──────── RECORDS FOR THE EXERCISE
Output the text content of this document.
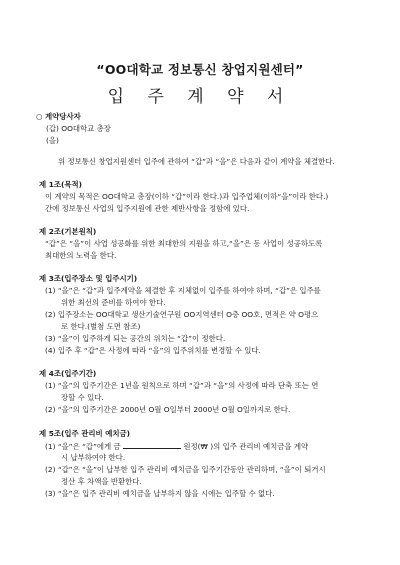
“OO대학교 정보통신 창업지원센터”
입 주 계 약 서
○ 계약당사자
(갑) OO대학교 총장
(을)
위 정보통신 창업지원센터 입주에 관하여 “갑”과 “을”은 다음과 같이 계약을 체결한다.
제 1조(목적)
이 계약의 목적은 OO대학교 총장(이하 “갑”이라 한다.)과 입주업체(이하“을”이라 한다.)
간에 정보통신 사업의 입주지원에 관한 제반사항을 정함에 있다.
제 2조(기본원칙)
“갑”은 “을”이 사업 성공화를 위한 최대한의 지원을 하고,“을”은 동 사업이 성공하도록
최대한의 노력을 한다.
제 3조(입주장소 및 입주시기)
(1) “을”은 “갑”과 입주계약을 체결한 후 지체없이 입주를 하여야 하며, “갑”은 입주를
위한 최선의 준비를 하여야 한다.
(2) 입주장소는 OO대학교 생산기술연구원 OO지역센터 O층 OO호, 면적은 약 O평으
로 한다.(별첨 도면 참조)
(3) “을”이 입주하게 되는 공간의 위치는 “갑”이 정한다.
(4) 입주 후 “갑”은 사정에 따라 “을”의 입주위치를 변경할 수 있다.
제 4조(입주기간)
(1) “을”의 입주기간은 1년을 원칙으로 하며 “갑”과 “을”의 사정에 따라 단축 또는 연
장할 수 있다.
(2) “을”의 입주기간은 2000년 O월 O일부터 2000년 O월 O일까지로 한다.
제 5조(입주 관리비 예치금)
(1) “을”은 “갑”에게 금	원정(₩ )의 입주 관리비 예치금을 계약
시 납부하여야 한다.
(2) “갑”은 “을”이 납부한 입주 관리비 예치금을 입주기간동안 관리하며, “을”이 퇴거시
정산 후 차액을 반환한다.
(3) “을”은 입주 관리비 예치금을 납부하지 않을 시에는 입주할 수 없다.
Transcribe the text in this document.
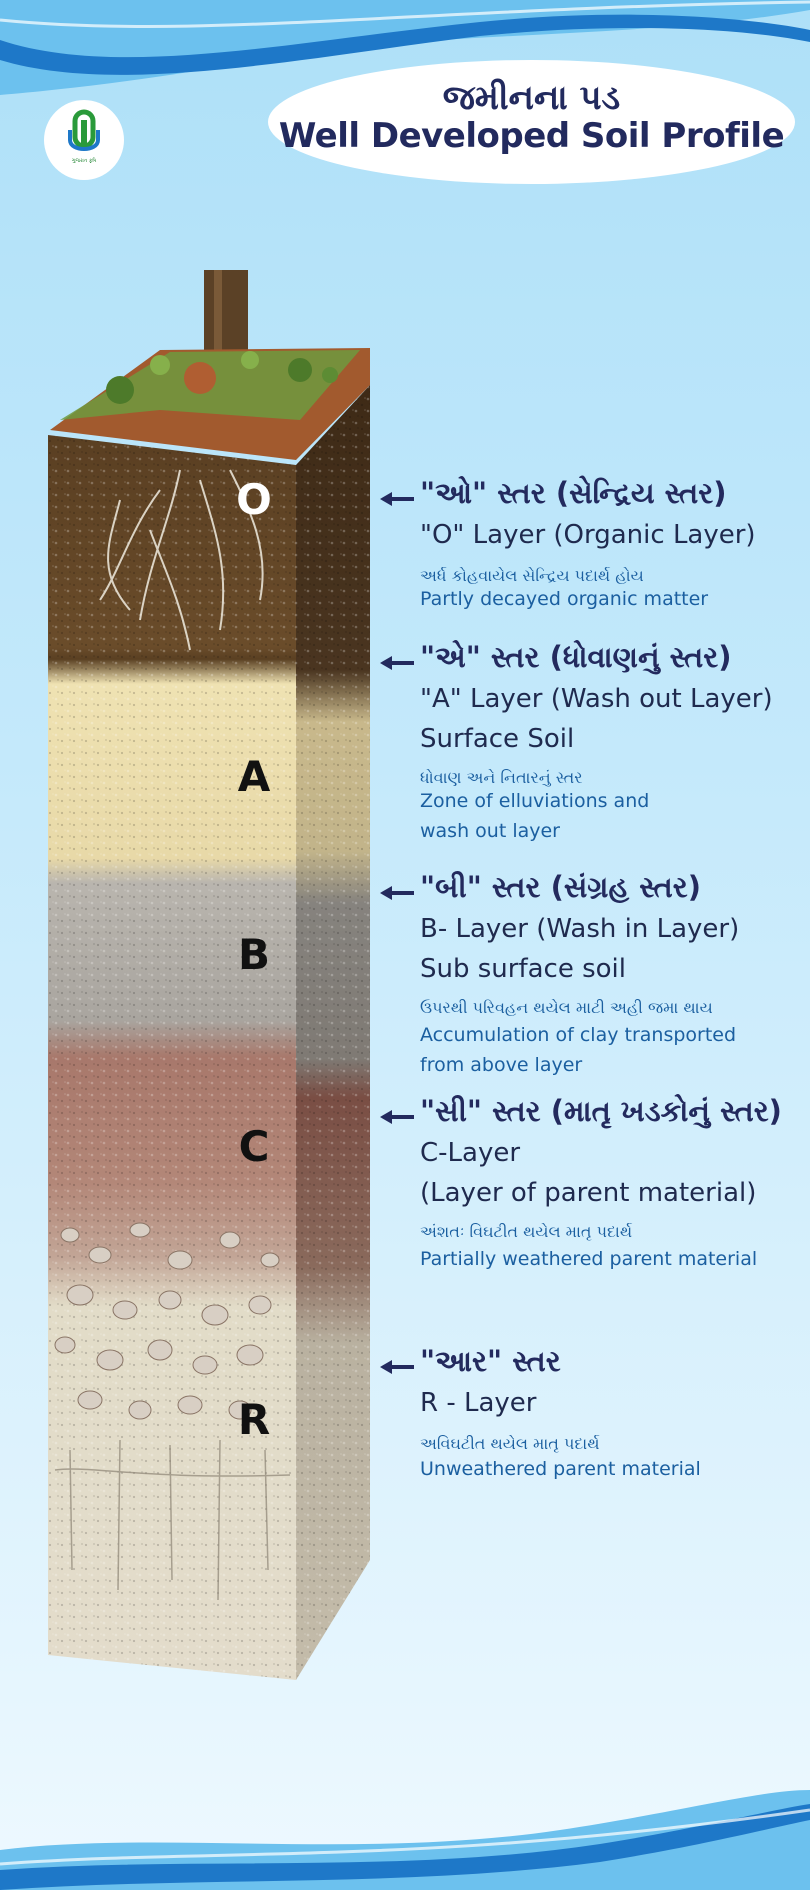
ગુજરાત કૃષિ
જમીનના પડ
Well Developed Soil Profile
O
A
B
C
R
"ઓ" સ્તર (સેન્દ્રિય સ્તર)
"O" Layer (Organic Layer)
અર્ધ કોહવાયેલ સેન્દ્રિય પદાર્થ હોય
Partly decayed organic matter
"એ" સ્તર (ધોવાણનું સ્તર)
"A" Layer (Wash out Layer)
Surface Soil
ધોવાણ અને નિતારનું સ્તર
Zone of elluviations and
wash out layer
"બી" સ્તર (સંગ્રહ સ્તર)
B- Layer (Wash in Layer)
Sub surface soil
ઉપરથી પરિવહન થયેલ માટી અહી જમા થાય
Accumulation of clay transported
from above layer
"સી" સ્તર (માતૃ ખડકોનું સ્તર)
C-Layer
(Layer of parent material)
અંશતઃ વિઘટીત થયેલ માતૃ પદાર્થ
Partially weathered parent material
"આર" સ્તર
R - Layer
અવિઘટીત થયેલ માતૃ પદાર્થ
Unweathered parent material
────────────────
Each record must be quoted in full and exactly. Do not include the pictures.

_FINISHED TASK_:
Output the text content of this document.
“OO대학교 정보통신 창업지원센터”
입 주 계 약 서
○ 계약당사자
(갑) OO대학교 총장
(을)
위 정보통신 창업지원센터 입주에 관하여 “갑”과 “을”은 다음과 같이 계약을 체결한다.
제 1조(목적)
이 계약의 목적은 OO대학교 총장(이하 “갑”이라 한다.)과 입주업체(이하“을”이라 한다.)
간에 정보통신 사업의 입주지원에 관한 제반사항을 정함에 있다.
제 2조(기본원칙)
“갑”은 “을”이 사업 성공화를 위한 최대한의 지원을 하고,“을”은 동 사업이 성공하도록
최대한의 노력을 한다.
제 3조(입주장소 및 입주시기)
(1) “을”은 “갑”과 입주계약을 체결한 후 지체없이 입주를 하여야 하며, “갑”은 입주를
위한 최선의 준비를 하여야 한다.
(2) 입주장소는 OO대학교 생산기술연구원 OO지역센터 O층 OO호, 면적은 약 O평으
로 한다.(별첨 도면 참조)
(3) “을”이 입주하게 되는 공간의 위치는 “갑”이 정한다.
(4) 입주 후 “갑”은 사정에 따라 “을”의 입주위치를 변경할 수 있다.
제 4조(입주기간)
(1) “을”의 입주기간은 1년을 원칙으로 하며 “갑”과 “을”의 사정에 따라 단축 또는 연
장할 수 있다.
(2) “을”의 입주기간은 2000년 O월 O일부터 2000년 O월 O일까지로 한다.
제 5조(입주 관리비 예치금)
(1) “을”은 “갑”에게 금	원정(₩ )의 입주 관리비 예치금을 계약
시 납부하여야 한다.
(2) “갑”은 “을”이 납부한 입주 관리비 예치금을 입주기간동안 관리하며, “을”이 퇴거시
정산 후 차액을 반환한다.
(3) “을”은 입주 관리비 예치금을 납부하지 않을 시에는 입주할 수 없다.
Transcribe the text in this document.
ગુજરાત કૃષિ
જમીનના પડ
Well Developed Soil Profile
O
A
B
C
R
"ઓ" સ્તર (સેન્દ્રિય સ્તર)
"O" Layer (Organic Layer)
અર્ધ કોહવાયેલ સેન્દ્રિય પદાર્થ હોય
Partly decayed organic matter
"એ" સ્તર (ધોવાણનું સ્તર)
"A" Layer (Wash out Layer)
Surface Soil
ધોવાણ અને નિતારનું સ્તર
Zone of elluviations and
wash out layer
"બી" સ્તર (સંગ્રહ સ્તર)
B- Layer (Wash in Layer)
Sub surface soil
ઉપરથી પરિવહન થયેલ માટી અહી જમા થાય
Accumulation of clay transported
from above layer
"સી" સ્તર (માતૃ ખડકોનું સ્તર)
C-Layer
(Layer of parent material)
અંશતઃ વિઘટીત થયેલ માતૃ પદાર્થ
Partially weathered parent material
"આર" સ્તર
R - Layer
અવિઘટીત થયેલ માતૃ પદાર્થ
Unweathered parent material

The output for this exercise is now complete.